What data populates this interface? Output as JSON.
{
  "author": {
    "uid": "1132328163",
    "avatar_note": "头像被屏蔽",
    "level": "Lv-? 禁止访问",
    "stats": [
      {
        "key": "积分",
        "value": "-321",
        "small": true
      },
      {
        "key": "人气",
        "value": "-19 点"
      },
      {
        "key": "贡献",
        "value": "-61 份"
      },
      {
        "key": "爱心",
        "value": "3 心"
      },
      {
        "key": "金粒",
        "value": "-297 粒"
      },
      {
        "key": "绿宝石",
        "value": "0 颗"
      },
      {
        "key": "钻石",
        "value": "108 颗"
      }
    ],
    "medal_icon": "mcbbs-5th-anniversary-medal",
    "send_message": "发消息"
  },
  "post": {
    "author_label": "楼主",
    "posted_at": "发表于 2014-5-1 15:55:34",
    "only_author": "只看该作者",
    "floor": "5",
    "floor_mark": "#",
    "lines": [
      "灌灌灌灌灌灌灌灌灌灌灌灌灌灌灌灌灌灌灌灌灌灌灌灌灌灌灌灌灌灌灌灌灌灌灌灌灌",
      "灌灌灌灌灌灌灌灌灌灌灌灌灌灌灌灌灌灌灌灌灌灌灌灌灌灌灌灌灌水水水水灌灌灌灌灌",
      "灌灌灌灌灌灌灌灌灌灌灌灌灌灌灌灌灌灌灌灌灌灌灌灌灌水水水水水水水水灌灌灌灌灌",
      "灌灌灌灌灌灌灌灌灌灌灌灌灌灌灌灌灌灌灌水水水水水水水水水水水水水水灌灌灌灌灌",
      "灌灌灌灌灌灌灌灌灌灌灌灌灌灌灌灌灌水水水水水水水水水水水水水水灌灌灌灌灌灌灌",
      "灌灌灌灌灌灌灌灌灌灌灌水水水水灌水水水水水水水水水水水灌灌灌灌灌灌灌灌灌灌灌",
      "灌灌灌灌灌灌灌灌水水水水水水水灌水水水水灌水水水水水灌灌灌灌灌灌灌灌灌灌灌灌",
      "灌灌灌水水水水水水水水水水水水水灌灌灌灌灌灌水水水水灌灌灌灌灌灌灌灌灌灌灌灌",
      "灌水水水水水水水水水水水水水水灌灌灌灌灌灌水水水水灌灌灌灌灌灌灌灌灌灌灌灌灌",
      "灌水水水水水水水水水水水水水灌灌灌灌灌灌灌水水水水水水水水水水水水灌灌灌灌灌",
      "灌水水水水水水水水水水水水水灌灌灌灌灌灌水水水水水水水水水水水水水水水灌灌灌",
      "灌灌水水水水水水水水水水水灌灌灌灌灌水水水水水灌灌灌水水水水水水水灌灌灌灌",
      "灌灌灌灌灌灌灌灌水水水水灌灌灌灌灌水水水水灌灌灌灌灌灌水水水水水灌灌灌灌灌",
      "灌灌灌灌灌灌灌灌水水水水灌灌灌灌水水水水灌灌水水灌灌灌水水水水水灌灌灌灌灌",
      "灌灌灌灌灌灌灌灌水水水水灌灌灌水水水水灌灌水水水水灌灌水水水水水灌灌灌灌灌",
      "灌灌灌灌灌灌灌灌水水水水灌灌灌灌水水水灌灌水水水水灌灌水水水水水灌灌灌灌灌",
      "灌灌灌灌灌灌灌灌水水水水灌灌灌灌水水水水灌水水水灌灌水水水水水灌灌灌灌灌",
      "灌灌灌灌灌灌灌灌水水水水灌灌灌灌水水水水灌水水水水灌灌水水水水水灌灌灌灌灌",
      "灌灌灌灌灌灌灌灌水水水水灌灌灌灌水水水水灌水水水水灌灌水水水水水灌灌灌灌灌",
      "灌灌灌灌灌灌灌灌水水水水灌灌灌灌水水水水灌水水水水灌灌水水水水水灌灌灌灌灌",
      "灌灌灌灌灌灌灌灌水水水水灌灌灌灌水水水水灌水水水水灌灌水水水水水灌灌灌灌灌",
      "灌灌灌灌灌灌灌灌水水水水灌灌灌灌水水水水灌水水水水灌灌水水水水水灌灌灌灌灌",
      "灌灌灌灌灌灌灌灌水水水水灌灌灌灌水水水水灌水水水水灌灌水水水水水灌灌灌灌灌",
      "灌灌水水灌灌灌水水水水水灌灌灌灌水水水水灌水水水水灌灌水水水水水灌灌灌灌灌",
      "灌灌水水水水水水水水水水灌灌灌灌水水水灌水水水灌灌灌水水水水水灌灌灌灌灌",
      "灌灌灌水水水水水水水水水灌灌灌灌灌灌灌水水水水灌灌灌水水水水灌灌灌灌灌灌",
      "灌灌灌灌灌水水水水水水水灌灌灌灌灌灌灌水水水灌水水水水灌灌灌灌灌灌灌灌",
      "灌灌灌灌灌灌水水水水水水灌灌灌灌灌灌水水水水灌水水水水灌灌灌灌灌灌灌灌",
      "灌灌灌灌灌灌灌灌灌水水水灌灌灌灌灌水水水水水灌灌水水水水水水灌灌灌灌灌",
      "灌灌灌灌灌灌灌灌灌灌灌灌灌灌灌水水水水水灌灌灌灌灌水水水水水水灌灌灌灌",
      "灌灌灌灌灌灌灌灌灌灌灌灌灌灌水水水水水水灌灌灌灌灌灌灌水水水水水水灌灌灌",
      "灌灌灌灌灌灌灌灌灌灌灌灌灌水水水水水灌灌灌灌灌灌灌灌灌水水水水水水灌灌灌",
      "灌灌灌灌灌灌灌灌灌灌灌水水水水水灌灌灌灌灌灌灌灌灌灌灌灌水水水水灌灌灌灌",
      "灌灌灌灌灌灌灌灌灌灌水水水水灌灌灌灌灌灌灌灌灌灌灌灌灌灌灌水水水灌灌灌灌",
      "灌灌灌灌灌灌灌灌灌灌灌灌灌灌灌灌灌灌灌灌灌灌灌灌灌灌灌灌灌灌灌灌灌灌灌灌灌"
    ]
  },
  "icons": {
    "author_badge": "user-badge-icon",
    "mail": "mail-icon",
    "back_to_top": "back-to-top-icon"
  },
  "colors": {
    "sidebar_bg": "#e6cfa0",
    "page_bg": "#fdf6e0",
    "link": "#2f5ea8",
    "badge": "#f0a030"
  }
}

○ ○ ○ ○ ○ ○ ○

(WORK INSTRUCTIONS): Pull out and copy each line containing the string "灌灌灌灌灌灌灌灌灌灌灌灌灌灌灌灌灌灌灌灌灌灌灌灌灌灌灌灌灌灌灌灌灌灌灌灌灌".

(WRITTEN ANSWER):
      "灌灌灌灌灌灌灌灌灌灌灌灌灌灌灌灌灌灌灌灌灌灌灌灌灌灌灌灌灌灌灌灌灌灌灌灌灌",
      "灌灌灌灌灌灌灌灌灌灌灌灌灌灌灌灌灌灌灌灌灌灌灌灌灌灌灌灌灌灌灌灌灌灌灌灌灌"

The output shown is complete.